>> BEGIN Task material
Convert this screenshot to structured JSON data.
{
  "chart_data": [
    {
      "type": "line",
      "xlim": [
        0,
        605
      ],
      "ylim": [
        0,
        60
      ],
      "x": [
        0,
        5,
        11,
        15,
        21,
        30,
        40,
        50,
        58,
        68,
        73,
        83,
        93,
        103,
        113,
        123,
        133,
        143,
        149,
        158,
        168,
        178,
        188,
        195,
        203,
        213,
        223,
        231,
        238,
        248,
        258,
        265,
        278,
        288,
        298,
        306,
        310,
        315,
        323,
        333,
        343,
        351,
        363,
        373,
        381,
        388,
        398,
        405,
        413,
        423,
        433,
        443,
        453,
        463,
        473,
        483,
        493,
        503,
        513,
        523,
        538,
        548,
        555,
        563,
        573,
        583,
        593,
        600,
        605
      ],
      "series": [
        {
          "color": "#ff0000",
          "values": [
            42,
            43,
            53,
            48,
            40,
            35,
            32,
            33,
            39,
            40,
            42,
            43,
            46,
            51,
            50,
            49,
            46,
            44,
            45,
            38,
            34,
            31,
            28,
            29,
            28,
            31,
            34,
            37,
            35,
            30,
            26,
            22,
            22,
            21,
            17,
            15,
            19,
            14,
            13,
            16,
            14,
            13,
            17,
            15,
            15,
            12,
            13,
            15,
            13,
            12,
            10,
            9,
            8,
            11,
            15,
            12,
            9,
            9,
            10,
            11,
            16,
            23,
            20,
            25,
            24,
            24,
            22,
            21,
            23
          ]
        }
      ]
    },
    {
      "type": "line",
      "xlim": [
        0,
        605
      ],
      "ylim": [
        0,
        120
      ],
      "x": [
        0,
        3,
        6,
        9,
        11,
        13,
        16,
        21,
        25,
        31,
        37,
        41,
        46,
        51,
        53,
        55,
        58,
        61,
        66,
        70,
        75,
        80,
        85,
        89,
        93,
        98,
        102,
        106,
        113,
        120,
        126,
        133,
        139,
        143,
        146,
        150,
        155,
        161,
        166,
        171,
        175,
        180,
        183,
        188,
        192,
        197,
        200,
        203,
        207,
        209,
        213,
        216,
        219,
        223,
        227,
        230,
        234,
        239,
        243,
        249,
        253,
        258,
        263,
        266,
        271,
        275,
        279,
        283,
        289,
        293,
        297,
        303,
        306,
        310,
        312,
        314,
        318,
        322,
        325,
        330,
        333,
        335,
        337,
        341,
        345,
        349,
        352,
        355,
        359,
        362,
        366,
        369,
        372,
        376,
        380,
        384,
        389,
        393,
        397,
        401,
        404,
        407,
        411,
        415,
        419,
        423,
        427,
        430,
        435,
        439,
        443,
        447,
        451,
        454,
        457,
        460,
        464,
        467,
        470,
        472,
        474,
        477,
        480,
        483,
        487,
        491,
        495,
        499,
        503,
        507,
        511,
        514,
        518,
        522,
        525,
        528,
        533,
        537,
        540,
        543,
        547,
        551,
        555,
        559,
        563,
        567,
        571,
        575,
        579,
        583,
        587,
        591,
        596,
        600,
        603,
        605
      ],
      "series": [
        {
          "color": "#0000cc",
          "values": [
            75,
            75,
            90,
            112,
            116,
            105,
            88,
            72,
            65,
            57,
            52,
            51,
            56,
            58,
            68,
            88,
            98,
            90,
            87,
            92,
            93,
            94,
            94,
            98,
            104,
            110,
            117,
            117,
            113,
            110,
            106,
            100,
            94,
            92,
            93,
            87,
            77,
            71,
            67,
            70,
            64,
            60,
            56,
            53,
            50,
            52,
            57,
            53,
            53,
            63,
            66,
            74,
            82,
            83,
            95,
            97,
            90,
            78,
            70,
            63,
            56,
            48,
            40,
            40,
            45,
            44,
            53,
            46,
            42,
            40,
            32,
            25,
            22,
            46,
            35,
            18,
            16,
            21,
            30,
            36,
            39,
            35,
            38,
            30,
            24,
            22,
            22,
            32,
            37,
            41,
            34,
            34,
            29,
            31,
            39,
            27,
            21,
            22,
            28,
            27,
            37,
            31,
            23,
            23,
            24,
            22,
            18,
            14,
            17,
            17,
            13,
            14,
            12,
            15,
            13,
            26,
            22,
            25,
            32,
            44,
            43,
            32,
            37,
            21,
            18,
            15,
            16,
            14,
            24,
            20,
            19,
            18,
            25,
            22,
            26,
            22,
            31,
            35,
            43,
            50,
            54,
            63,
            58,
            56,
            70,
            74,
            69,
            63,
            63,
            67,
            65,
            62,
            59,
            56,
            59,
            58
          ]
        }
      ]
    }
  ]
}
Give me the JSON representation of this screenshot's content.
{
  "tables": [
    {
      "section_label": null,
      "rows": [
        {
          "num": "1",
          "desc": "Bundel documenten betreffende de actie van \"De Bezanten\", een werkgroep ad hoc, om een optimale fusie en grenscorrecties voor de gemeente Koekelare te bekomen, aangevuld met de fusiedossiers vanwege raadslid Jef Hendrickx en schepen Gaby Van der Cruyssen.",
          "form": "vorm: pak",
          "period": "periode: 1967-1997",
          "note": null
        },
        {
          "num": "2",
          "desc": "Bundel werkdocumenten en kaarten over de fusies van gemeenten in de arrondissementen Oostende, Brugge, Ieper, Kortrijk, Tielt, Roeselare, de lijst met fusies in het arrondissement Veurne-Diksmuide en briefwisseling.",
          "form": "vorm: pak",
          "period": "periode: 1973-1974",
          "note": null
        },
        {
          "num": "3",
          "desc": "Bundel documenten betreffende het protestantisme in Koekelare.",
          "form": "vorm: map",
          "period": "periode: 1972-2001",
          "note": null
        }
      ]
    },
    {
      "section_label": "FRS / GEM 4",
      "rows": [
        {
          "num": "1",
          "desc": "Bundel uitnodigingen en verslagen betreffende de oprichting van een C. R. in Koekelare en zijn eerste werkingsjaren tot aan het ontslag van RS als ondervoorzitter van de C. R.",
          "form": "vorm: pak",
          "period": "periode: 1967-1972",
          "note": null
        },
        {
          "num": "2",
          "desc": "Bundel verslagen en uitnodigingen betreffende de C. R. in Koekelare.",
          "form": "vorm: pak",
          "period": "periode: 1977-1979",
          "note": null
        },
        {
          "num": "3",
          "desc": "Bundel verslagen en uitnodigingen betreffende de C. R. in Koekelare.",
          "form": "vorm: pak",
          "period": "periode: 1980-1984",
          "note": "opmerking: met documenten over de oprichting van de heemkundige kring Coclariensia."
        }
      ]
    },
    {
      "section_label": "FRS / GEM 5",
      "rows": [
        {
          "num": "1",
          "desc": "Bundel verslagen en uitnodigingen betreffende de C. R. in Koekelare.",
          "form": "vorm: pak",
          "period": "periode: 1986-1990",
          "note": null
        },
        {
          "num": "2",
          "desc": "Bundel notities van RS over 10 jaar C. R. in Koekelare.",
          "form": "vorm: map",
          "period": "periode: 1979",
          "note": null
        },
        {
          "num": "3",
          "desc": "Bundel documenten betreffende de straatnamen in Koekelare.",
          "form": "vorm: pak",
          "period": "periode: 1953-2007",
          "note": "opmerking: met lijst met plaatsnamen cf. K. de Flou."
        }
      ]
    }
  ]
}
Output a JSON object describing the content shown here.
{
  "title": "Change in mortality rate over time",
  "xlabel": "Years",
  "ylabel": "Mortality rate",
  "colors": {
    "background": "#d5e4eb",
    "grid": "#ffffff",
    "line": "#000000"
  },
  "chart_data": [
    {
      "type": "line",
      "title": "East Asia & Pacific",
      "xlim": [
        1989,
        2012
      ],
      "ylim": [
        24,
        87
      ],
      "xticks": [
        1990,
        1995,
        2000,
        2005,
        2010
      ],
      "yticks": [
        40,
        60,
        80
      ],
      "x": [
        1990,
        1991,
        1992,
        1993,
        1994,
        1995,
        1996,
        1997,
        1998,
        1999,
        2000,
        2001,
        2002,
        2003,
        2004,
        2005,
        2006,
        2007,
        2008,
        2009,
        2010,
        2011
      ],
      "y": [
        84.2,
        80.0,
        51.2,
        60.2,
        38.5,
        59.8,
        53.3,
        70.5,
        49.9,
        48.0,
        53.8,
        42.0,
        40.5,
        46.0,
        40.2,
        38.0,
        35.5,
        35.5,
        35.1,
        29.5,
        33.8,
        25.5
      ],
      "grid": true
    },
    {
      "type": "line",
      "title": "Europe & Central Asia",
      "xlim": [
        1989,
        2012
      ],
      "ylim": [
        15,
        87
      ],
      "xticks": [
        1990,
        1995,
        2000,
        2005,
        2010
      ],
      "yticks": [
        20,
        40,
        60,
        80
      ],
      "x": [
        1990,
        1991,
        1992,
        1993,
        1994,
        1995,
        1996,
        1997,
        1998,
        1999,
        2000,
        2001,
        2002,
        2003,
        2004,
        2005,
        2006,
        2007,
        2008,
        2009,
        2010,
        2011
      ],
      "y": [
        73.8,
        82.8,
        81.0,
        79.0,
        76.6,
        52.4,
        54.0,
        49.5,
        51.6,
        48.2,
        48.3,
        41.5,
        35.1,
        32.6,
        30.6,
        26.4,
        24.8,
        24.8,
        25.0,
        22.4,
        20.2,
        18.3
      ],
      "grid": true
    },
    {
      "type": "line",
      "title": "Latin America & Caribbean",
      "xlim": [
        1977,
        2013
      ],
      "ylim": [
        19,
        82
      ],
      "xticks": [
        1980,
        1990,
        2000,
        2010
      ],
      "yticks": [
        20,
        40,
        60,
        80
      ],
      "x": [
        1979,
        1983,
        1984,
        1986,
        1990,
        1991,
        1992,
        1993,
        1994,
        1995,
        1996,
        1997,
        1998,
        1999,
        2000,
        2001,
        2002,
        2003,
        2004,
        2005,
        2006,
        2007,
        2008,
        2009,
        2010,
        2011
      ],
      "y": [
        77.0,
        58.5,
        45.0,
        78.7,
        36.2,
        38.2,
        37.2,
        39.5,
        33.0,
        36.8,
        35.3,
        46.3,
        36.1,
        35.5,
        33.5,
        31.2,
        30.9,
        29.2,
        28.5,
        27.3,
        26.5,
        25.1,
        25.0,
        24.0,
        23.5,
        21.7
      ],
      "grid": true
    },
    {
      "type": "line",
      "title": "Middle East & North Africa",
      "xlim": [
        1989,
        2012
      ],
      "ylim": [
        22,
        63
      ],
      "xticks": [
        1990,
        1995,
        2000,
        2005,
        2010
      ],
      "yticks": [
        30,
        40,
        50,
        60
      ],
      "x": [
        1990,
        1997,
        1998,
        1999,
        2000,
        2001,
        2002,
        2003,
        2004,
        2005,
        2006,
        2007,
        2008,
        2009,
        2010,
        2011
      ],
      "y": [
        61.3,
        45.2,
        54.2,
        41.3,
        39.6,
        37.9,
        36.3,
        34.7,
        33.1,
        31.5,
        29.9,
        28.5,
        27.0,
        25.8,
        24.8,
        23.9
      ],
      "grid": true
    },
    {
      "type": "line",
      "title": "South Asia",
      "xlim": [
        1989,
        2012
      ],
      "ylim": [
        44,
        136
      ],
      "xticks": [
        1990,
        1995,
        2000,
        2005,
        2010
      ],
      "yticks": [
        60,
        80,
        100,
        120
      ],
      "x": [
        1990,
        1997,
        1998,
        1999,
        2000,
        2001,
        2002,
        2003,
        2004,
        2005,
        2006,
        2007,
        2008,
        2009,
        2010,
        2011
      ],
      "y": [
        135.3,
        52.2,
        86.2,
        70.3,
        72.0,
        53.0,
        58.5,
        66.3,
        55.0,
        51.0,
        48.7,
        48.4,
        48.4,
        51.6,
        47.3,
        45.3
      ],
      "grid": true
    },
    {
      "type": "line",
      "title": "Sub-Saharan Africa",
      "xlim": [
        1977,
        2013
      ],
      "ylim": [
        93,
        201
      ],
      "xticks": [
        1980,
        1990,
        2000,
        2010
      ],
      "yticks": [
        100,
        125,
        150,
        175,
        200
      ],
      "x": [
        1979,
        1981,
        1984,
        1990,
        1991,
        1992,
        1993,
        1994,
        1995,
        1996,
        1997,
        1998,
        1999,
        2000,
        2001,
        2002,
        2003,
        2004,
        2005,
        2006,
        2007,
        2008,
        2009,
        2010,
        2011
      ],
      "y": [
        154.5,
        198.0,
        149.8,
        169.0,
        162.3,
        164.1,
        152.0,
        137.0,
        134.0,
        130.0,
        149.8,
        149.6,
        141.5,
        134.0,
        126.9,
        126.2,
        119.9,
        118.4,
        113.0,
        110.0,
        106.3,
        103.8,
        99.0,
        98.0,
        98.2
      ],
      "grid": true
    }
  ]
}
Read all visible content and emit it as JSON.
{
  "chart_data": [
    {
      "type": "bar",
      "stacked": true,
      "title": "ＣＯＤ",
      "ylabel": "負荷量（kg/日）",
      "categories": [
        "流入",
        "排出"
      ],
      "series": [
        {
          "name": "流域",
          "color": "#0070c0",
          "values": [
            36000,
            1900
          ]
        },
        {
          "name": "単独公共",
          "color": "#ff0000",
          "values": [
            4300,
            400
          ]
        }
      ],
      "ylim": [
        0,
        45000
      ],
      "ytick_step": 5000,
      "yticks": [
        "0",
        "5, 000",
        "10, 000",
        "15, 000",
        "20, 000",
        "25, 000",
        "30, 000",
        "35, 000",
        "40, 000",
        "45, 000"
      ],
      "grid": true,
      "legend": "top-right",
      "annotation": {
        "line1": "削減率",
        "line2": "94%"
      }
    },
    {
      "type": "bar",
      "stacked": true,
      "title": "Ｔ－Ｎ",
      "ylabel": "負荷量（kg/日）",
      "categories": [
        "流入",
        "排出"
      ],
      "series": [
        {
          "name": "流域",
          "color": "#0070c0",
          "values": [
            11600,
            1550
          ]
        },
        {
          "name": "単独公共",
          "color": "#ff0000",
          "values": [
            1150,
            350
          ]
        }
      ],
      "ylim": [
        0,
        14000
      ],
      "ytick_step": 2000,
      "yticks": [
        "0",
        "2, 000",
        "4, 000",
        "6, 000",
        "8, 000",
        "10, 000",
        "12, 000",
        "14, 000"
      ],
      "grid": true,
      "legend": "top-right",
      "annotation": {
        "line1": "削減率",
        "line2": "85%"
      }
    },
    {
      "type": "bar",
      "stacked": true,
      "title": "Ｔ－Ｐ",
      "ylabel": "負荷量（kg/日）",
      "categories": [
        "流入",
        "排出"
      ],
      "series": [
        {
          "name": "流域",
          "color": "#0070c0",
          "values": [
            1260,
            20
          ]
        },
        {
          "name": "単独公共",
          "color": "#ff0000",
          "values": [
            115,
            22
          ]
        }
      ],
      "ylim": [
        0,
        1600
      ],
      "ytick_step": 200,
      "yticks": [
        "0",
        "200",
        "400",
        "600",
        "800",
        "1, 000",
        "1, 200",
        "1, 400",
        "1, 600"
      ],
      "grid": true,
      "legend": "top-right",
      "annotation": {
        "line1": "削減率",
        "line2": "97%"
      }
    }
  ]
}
>> END Task material
Direction
Whenever "this" turns up in a line, pick that line out.

Exercise response
Convert this screenshot to structured JSON data.
Give me the JSON representation of this screenshot's content.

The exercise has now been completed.